### Cosa farai
Puoi riprodurre per intero, senza alcuna modifica, il brano sulla relazione della Segretaria generale?

### Estratto del testo
^^^^^^^^^^^^^^^^
Molti gli argomenti toccati nella relazione della Segretaria generale: l'immigrazione, l'Europa , la salvaguardia ambientale e le barriere che contrastano la sostenibilità, il Def,  il PIl, il lavoro povero, "quel lavoro deprezzato che ha perduto il suo ruolo storico di emancipazione, di cittadinanza, d’inclusione e di garanzia contro la povertà. L’ampiezza del fenomeno del lavoro povero "legata non tanto al livello delle retribuzioni orarie quanto al basso numero di ore lavorate nel mese e nell’anno, che interessa un numero crescente e rilevante di lavoratori. E i dati Istat sull’occupazione appena usciti che non tranquillizzano il sindacato, sottolinea  Furlan ricordando che "la base occupazionale è ritornata ai livelli del 2008, ma nulla si dice sul numero di ore lavorate che nel 2018 erano già diminuite di circa 1 milione e 800mila". E poi la transizione energetica: "Il Governo italiano ha introdotto nel Documento di economia e finanza (DEF) 2019 12 indicatori ispirati sia all’Agenda per lo sviluppo sostenibile 2030, sia al Benessere Equo e Sostenibile (BES), avviando così un monitoraggio che dovrà valutare l’impatto delle politiche governative sulla sostenibilità sociale ed ambientale".
^^^^^^^^^^^^^^^^
[Voci del dataset]

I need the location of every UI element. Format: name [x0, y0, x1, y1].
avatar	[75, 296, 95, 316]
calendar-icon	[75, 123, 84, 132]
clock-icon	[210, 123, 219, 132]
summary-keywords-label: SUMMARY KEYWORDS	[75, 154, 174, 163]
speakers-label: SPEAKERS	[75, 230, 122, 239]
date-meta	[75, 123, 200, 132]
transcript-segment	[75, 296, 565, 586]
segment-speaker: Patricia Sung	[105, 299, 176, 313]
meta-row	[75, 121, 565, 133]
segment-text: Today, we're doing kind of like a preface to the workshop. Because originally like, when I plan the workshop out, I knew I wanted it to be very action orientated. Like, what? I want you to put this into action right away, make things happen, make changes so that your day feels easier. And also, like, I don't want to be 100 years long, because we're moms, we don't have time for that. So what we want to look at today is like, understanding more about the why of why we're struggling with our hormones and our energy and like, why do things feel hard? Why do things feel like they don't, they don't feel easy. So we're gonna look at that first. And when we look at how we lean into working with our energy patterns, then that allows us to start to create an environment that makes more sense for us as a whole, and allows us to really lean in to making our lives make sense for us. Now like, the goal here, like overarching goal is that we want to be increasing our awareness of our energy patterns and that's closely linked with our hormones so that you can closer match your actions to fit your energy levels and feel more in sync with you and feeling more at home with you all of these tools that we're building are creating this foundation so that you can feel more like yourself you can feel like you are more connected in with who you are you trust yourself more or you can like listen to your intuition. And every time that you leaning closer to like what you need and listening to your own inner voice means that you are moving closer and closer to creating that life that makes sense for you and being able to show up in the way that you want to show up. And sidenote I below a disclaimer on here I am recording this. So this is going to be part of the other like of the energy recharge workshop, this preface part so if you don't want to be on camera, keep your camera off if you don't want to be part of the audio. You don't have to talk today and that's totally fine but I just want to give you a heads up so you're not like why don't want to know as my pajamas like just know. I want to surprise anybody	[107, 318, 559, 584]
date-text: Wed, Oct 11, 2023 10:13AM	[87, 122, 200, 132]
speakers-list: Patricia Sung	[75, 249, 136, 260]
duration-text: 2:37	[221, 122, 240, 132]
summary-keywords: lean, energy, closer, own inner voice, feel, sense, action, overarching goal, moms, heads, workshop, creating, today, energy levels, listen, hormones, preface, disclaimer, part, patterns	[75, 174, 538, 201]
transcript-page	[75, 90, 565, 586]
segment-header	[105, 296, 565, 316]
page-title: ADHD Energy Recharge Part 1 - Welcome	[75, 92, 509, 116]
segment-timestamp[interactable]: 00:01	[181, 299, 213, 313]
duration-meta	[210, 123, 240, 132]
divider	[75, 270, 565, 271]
^^^^^^^^^^^^^^^^
### Risposta
Molti gli argomenti toccati nella relazione della Segretaria generale: l'immigrazione, l'Europa , la salvaguardia ambientale e le barriere che contrastano la sostenibilità, il Def,  il PIl, il lavoro povero, "quel lavoro deprezzato che ha perduto il suo ruolo storico di emancipazione, di cittadinanza, d’inclusione e di garanzia contro la povertà. L’ampiezza del fenomeno del lavoro povero "legata non tanto al livello delle retribuzioni orarie quanto al basso numero di ore lavorate nel mese e nell’anno, che interessa un numero crescente e rilevante di lavoratori. E i dati Istat sull’occupazione appena usciti che non tranquillizzano il sindacato, sottolinea  Furlan ricordando che "la base occupazionale è ritornata ai livelli del 2008, ma nulla si dice sul numero di ore lavorate che nel 2018 erano già diminuite di circa 1 milione e 800mila". E poi la transizione energetica: "Il Governo italiano ha introdotto nel Documento di economia e finanza (DEF) 2019 12 indicatori ispirati sia all’Agenda per lo sviluppo sostenibile 2030, sia al Benessere Equo e Sostenibile (BES), avviando così un monitoraggio che dovrà valutare l’impatto delle politiche governative sulla sostenibilità sociale ed ambientale".